The task - Show every line of the records below that contains the word "ОБЯЗАТЕЛЬНЫЕ".

#### Available records ####

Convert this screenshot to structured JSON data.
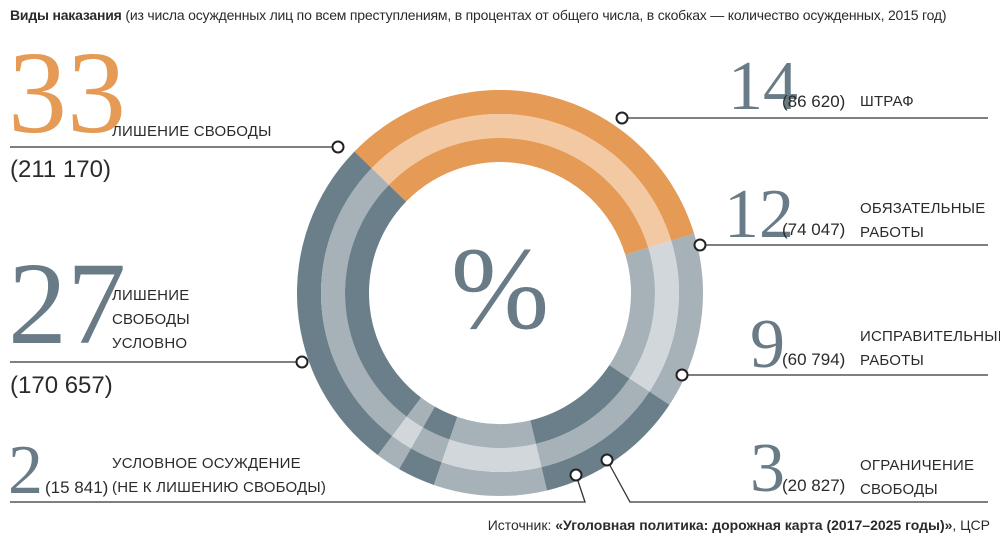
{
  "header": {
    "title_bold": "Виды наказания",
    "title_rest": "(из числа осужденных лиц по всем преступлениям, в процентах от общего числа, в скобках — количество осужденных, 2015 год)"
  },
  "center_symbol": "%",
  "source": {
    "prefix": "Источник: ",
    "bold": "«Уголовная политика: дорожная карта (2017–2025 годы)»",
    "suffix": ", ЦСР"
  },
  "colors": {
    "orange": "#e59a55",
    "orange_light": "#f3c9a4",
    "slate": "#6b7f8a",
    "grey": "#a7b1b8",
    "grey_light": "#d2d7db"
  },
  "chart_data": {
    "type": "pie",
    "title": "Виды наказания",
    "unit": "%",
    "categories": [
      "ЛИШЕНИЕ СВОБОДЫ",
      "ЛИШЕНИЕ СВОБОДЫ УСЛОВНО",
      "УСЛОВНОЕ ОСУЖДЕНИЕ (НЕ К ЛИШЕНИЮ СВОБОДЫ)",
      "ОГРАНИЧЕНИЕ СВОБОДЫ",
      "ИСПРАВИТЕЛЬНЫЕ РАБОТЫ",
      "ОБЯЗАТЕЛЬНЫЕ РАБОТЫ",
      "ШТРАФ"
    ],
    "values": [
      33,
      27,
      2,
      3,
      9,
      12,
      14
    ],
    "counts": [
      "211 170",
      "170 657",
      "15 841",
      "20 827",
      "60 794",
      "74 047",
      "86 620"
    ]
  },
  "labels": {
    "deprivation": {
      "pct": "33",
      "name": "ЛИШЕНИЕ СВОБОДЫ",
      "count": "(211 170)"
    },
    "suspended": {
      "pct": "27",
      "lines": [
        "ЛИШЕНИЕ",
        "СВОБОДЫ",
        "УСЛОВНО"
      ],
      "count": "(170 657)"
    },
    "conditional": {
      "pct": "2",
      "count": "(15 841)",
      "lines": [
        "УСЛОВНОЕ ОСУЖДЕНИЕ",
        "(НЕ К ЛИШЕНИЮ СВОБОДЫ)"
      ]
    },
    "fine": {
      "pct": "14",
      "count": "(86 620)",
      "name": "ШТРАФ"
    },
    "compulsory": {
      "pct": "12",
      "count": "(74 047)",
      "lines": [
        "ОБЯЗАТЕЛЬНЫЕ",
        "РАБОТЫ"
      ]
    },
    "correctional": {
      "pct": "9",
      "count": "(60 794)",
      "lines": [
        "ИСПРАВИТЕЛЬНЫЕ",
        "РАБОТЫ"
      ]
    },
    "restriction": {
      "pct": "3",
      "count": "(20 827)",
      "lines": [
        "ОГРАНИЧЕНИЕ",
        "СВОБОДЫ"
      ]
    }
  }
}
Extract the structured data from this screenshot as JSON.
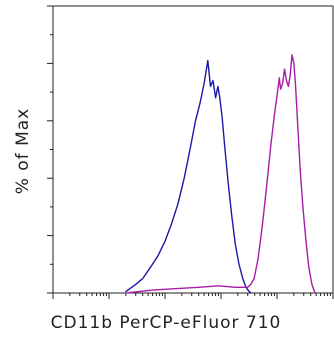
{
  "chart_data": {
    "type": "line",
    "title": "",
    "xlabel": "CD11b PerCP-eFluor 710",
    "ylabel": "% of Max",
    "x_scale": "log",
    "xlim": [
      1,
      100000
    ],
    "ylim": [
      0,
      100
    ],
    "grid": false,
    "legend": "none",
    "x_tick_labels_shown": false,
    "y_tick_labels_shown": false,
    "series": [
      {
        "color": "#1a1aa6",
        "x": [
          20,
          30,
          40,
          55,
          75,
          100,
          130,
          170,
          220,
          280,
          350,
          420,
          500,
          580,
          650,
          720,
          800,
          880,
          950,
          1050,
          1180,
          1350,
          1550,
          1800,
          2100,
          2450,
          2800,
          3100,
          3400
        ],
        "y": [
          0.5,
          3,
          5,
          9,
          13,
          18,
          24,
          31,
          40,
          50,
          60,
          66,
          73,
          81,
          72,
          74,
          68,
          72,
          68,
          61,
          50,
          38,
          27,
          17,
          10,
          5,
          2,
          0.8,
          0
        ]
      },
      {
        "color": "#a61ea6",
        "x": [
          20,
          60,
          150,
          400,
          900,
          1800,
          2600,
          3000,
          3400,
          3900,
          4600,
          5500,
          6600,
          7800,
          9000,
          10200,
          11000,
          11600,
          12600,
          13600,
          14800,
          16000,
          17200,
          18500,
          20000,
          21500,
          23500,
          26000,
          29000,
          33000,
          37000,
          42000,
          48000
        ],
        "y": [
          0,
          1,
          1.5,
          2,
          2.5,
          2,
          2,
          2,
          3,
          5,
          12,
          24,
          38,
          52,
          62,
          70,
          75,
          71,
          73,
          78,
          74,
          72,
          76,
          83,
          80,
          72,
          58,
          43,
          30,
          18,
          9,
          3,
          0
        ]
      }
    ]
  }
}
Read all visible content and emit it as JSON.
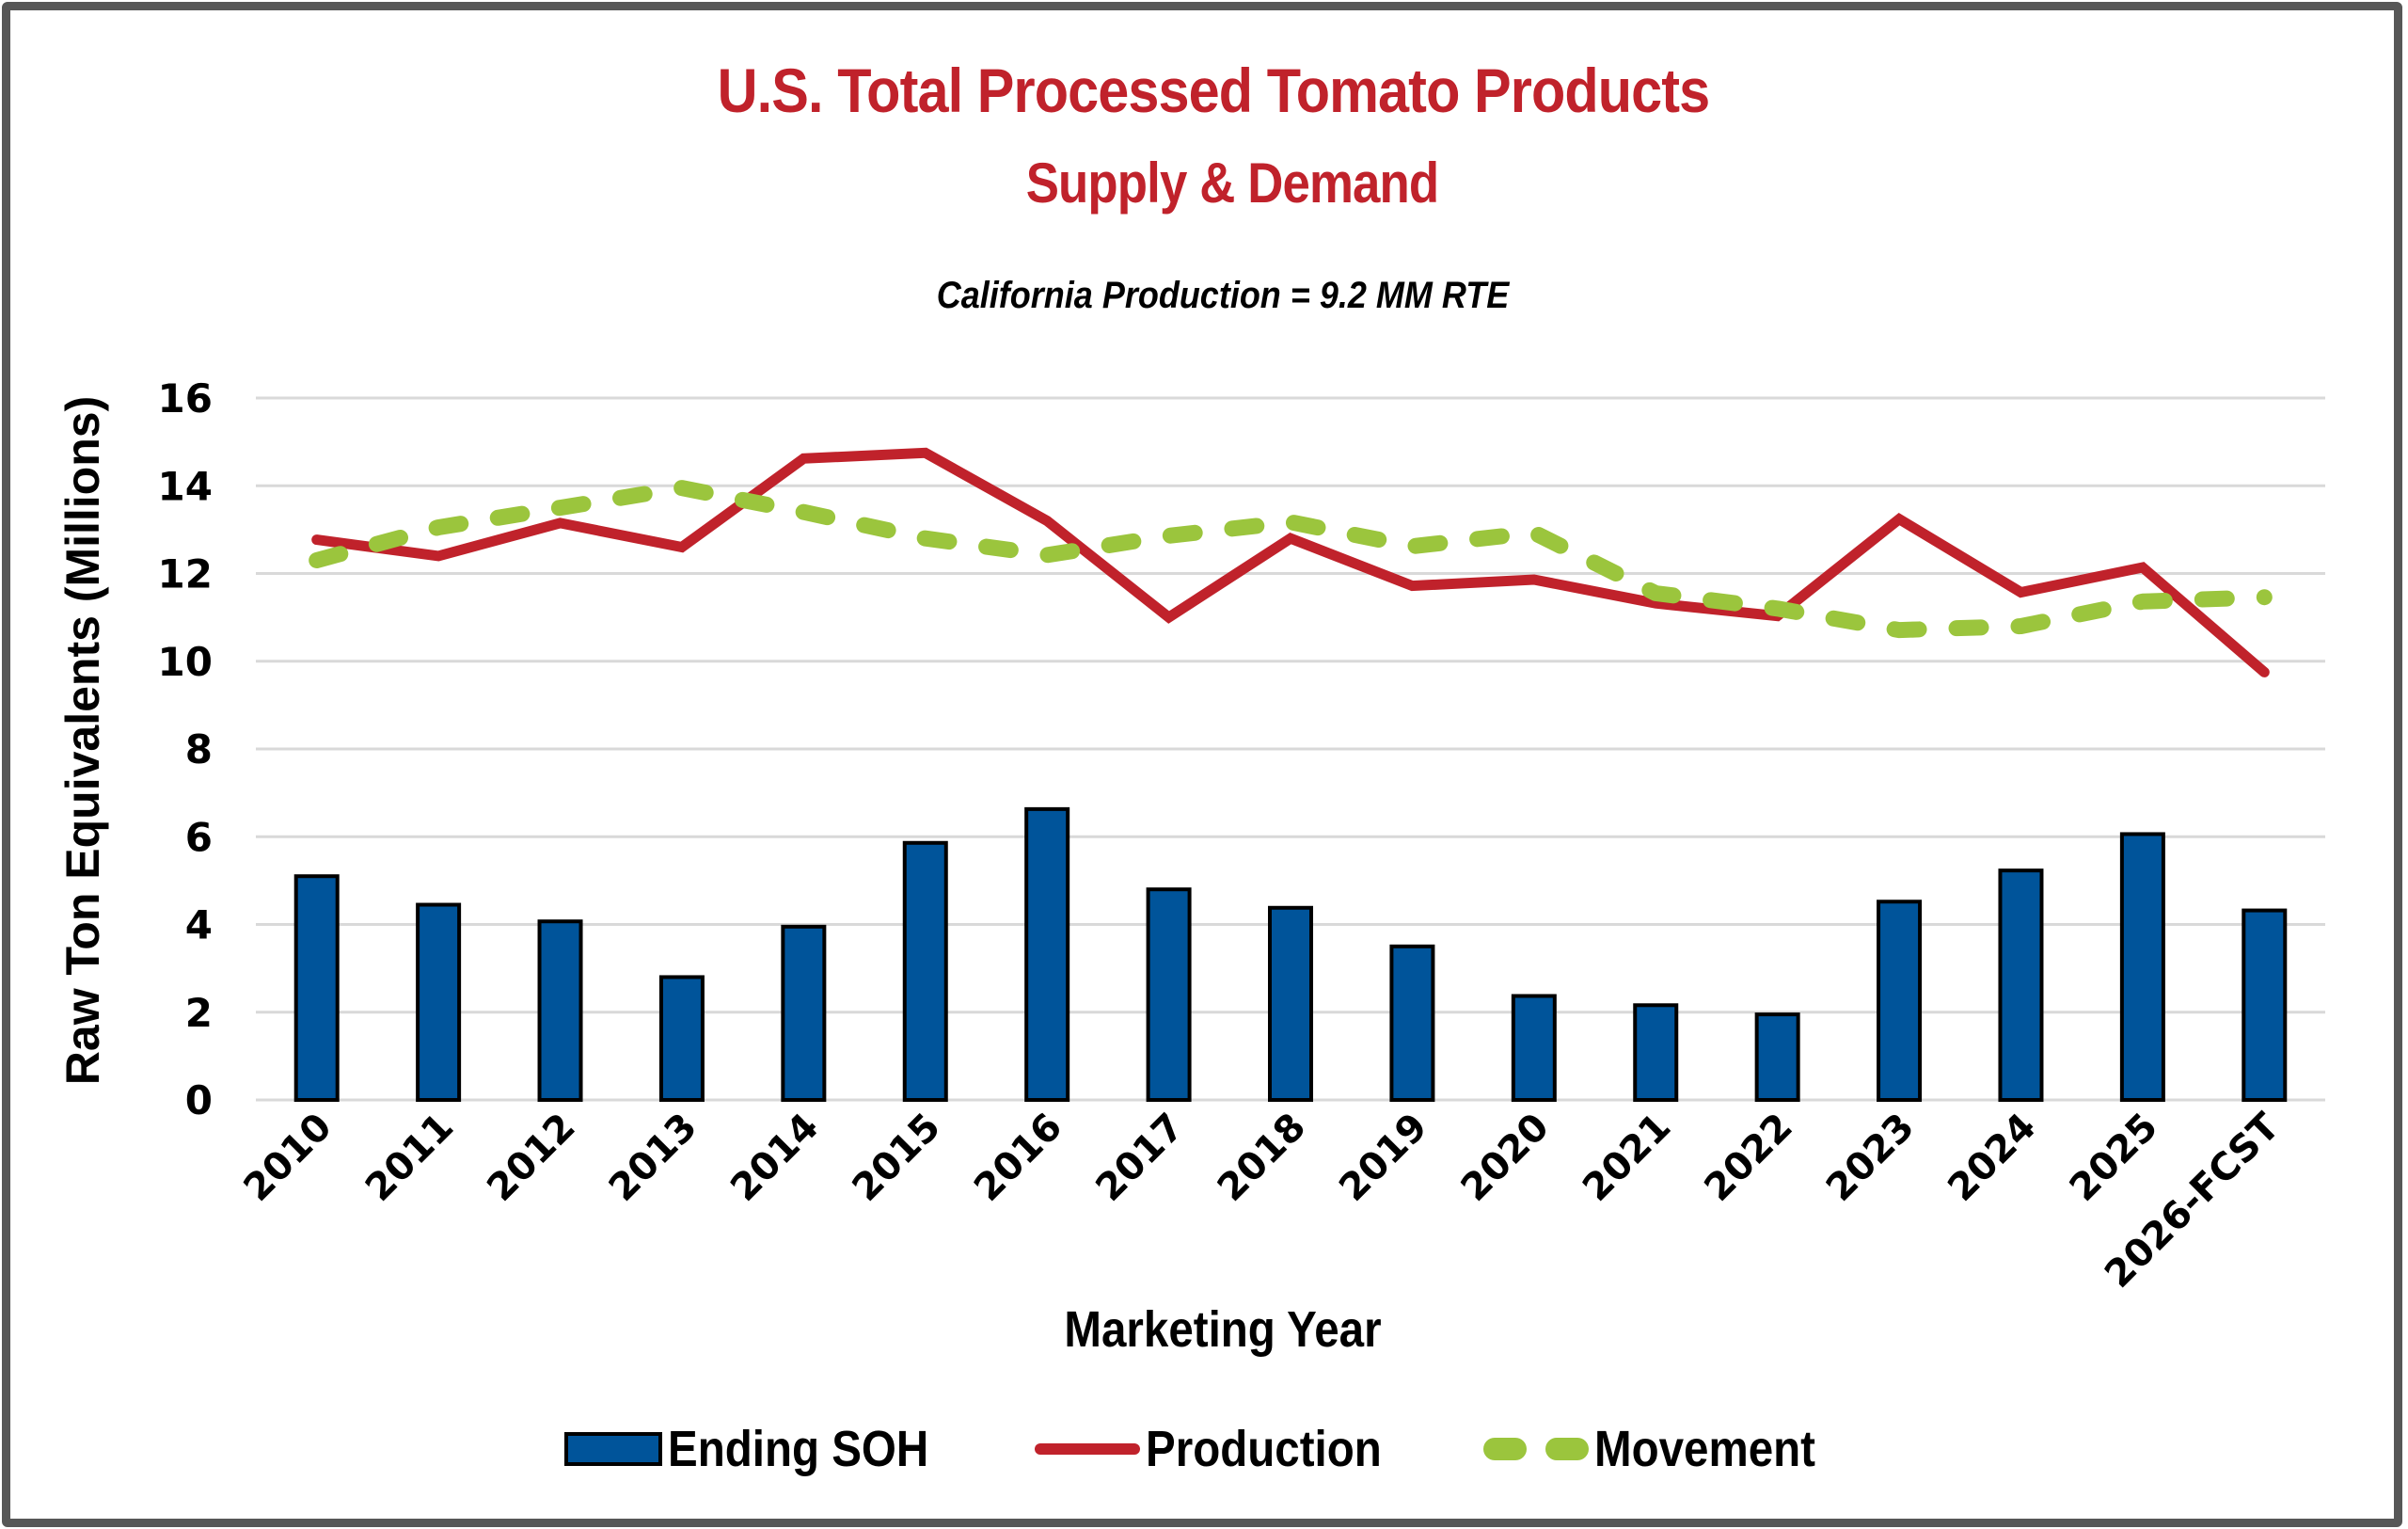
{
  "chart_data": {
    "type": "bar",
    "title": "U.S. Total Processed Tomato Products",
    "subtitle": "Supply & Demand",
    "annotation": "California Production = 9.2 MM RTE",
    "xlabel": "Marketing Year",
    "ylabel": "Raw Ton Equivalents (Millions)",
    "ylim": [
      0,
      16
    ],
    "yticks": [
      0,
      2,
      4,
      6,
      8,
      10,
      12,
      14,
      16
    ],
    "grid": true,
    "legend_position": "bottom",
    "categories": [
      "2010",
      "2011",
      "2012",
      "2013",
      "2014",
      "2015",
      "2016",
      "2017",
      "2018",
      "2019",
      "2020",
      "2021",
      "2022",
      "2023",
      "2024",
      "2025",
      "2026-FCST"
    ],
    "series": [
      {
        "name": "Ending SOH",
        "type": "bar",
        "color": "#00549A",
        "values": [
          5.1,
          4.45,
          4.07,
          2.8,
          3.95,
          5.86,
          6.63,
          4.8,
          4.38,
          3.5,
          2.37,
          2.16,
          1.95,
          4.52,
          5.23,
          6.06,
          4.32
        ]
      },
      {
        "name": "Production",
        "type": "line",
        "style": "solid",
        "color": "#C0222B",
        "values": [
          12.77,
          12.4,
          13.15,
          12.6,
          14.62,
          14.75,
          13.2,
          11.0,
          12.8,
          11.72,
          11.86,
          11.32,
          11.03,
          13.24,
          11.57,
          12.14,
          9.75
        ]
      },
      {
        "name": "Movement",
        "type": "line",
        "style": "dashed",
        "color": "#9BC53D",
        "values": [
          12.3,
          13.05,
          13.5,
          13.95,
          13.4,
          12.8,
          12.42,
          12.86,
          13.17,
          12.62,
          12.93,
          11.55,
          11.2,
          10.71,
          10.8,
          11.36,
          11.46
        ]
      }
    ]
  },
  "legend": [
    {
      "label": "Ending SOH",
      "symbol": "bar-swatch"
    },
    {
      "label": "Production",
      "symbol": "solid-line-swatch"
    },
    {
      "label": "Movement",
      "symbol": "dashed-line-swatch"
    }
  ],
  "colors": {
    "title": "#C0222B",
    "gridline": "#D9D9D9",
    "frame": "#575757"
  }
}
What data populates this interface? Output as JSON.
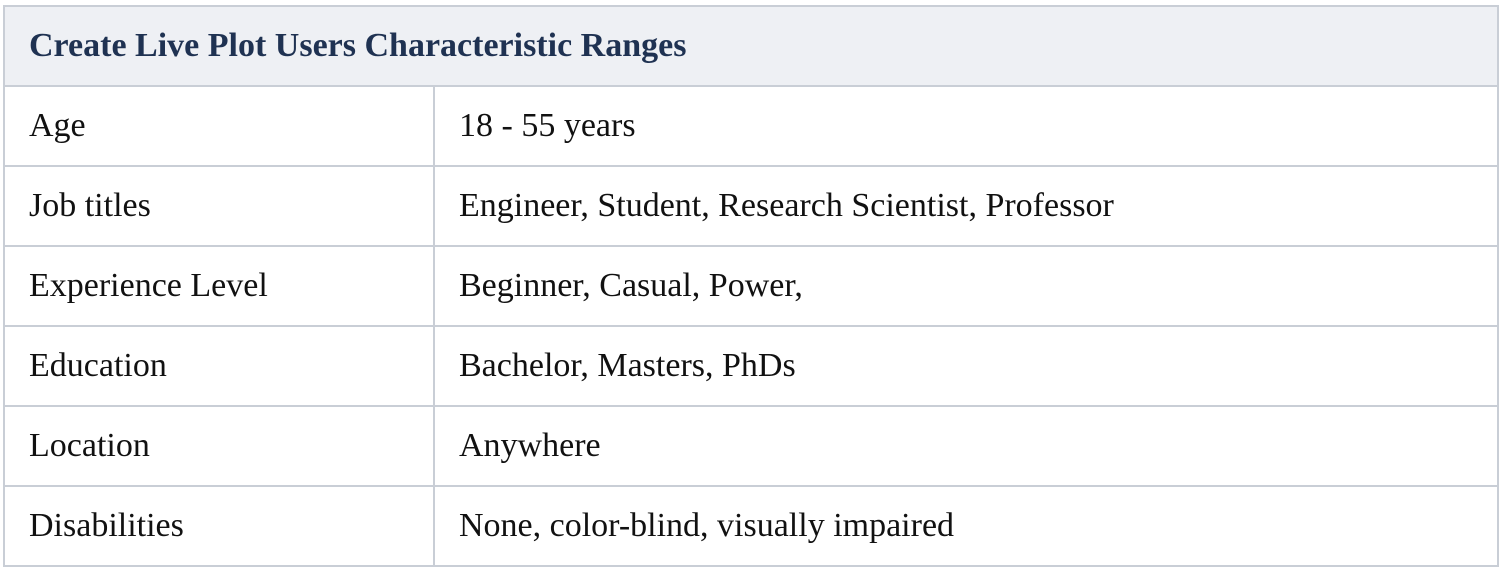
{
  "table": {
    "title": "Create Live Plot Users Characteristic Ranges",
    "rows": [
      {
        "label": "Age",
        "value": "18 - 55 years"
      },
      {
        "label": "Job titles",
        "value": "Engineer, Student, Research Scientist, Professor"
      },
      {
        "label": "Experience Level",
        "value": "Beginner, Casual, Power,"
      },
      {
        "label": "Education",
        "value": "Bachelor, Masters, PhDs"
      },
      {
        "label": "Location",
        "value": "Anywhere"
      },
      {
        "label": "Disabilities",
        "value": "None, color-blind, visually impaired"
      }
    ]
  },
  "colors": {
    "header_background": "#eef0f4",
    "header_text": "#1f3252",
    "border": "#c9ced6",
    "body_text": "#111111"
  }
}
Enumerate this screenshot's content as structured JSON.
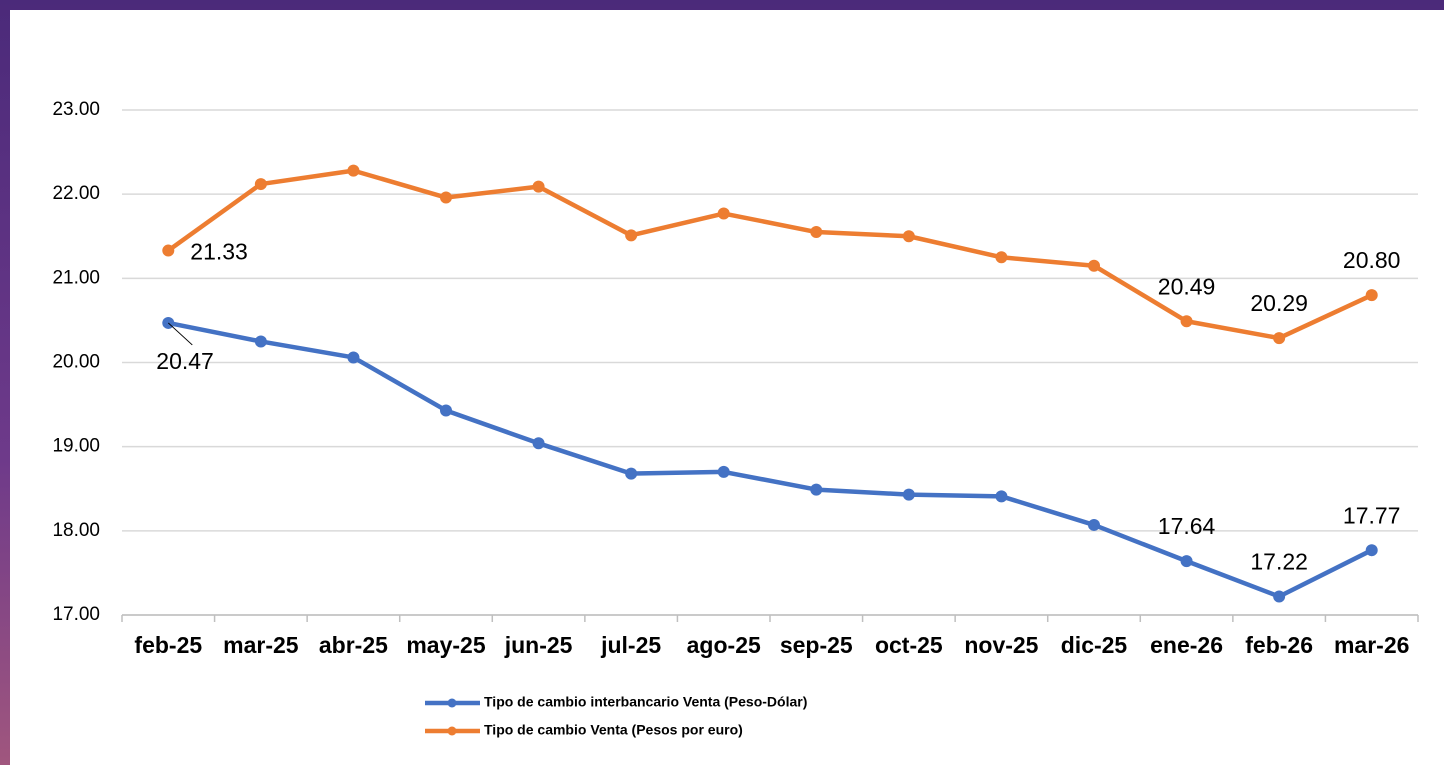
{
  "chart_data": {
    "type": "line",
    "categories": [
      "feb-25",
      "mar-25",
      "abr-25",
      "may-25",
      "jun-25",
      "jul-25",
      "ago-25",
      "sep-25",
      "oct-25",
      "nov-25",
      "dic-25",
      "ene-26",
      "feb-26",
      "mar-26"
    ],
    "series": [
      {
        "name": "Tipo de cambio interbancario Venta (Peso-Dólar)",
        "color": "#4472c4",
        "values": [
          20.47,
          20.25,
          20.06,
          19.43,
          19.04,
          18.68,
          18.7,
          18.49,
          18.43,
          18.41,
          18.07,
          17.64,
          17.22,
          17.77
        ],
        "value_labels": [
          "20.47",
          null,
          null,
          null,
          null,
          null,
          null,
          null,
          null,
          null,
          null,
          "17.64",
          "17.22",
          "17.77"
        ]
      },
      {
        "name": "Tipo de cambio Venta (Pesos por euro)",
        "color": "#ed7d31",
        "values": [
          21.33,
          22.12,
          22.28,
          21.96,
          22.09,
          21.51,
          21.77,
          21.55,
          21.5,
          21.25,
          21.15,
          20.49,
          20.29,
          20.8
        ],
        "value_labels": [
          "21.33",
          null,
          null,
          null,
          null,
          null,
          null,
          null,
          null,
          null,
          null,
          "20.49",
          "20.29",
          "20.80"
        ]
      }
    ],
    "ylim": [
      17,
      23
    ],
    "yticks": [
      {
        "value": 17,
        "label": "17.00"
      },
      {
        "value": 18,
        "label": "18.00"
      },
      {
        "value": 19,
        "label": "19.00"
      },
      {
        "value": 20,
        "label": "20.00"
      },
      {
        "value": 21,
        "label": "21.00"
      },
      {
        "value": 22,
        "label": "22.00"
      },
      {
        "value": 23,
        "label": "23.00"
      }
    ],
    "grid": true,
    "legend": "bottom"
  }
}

####

Completed exercise -
      "ОБЯЗАТЕЛЬНЫЕ РАБОТЫ",
        "ОБЯЗАТЕЛЬНЫЕ",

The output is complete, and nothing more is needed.